--- BEGIN MATERIAL FOR THIS EXERCISE ---

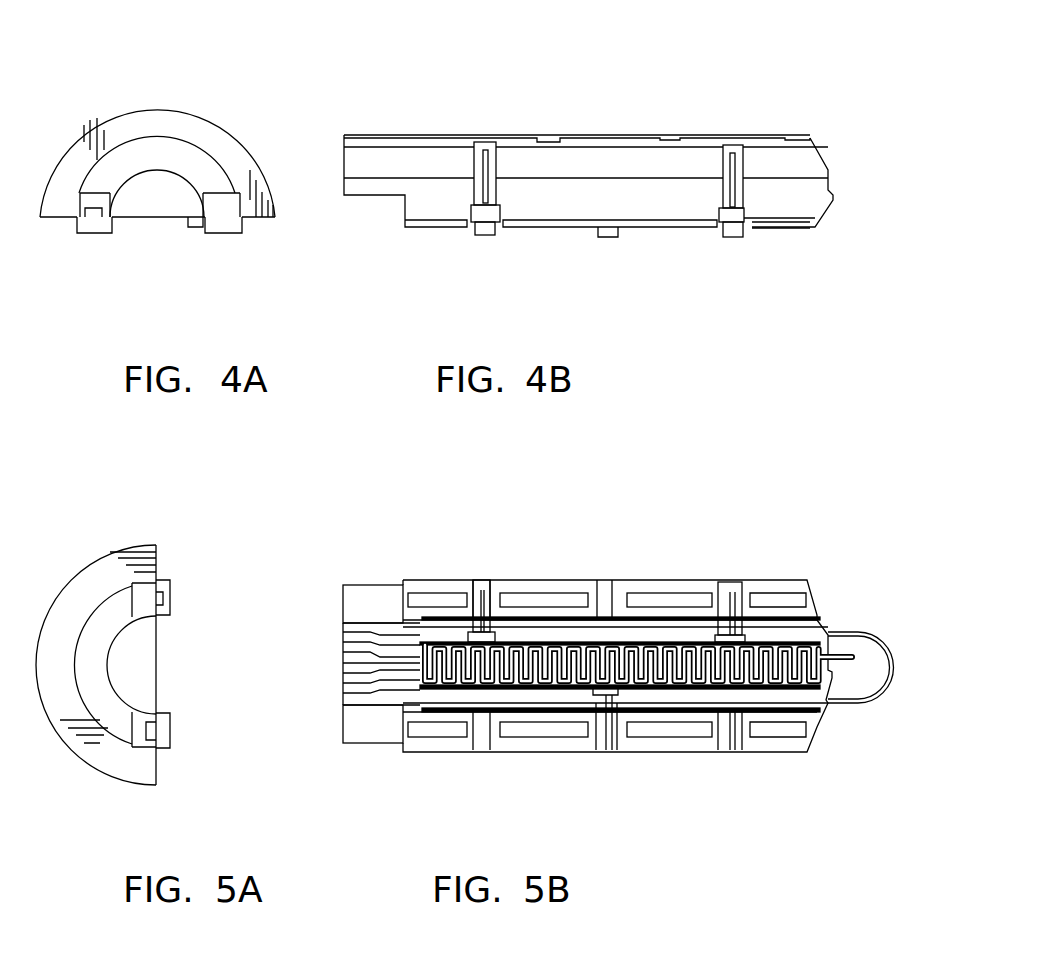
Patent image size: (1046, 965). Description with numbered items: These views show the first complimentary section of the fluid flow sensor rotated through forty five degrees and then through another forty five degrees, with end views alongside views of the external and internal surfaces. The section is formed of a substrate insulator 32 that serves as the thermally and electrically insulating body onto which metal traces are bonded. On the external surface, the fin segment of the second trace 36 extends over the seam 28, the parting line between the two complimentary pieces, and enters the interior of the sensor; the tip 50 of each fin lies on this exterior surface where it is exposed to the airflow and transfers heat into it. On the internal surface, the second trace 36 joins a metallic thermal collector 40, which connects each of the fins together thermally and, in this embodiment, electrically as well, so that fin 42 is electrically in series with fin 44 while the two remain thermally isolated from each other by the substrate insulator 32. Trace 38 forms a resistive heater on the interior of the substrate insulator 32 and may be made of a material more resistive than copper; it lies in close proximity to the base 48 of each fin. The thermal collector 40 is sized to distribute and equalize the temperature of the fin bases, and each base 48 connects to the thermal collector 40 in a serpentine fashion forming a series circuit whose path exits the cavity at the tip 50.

In FIG. 4B, the seam 28 is at (772, 223).
In FIG. 4B, the substrate insulator 32 is at (398, 167).
In FIG. 5B, the substrate insulator 32 is at (365, 600).
In FIG. 4A, the second trace 36 is at (210, 153).
In FIG. 5B, the trace forming resistive heater 38 is at (418, 661).
In FIG. 5B, the thermal collector 40 is at (608, 620).
In FIG. 4B, the fin 42 is at (496, 165).
In FIG. 5B, the fin 42 is at (485, 576).
In FIG. 4B, the fin 44 is at (743, 178).
In FIG. 5B, the fin 44 is at (733, 575).
In FIG. 5B, the base 48 is at (490, 640).
In FIG. 4B, the tip 50 is at (483, 142).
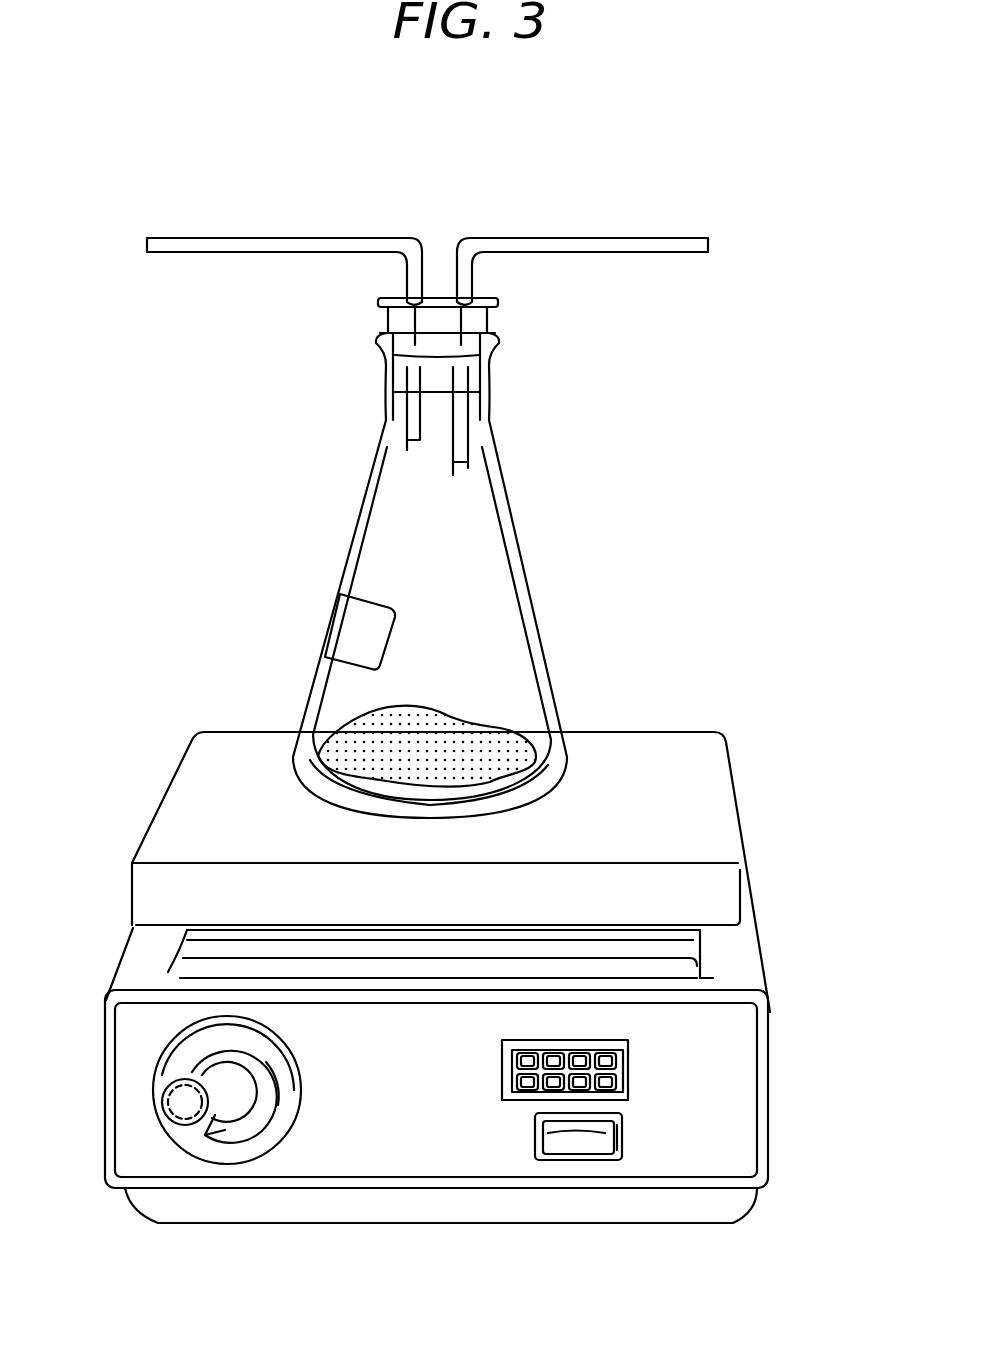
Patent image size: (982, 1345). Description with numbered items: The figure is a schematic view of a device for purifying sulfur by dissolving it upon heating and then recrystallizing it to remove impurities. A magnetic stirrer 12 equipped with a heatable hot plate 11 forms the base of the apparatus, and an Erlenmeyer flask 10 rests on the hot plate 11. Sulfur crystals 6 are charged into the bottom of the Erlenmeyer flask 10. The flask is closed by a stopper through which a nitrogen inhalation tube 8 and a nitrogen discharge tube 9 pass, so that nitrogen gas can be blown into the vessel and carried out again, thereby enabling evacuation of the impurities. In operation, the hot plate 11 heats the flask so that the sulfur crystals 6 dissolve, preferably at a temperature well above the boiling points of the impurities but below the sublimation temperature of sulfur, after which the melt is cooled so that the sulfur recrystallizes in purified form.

The sulfur crystals 6 is at (505, 745).
The nitrogen inhalation tube 8 is at (625, 238).
The nitrogen discharge tube 9 is at (275, 238).
The Erlenmeyer flask 10 is at (505, 507).
The hot plate 11 is at (690, 802).
The magnetic stirrer 12 is at (738, 1060).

--- END MATERIAL FOR THIS EXERCISE ---

** EXERCISE DETAILS **
How many lines of the records above contain the word "magnetic"? Give only the number.

** RIGHT ANSWER **
2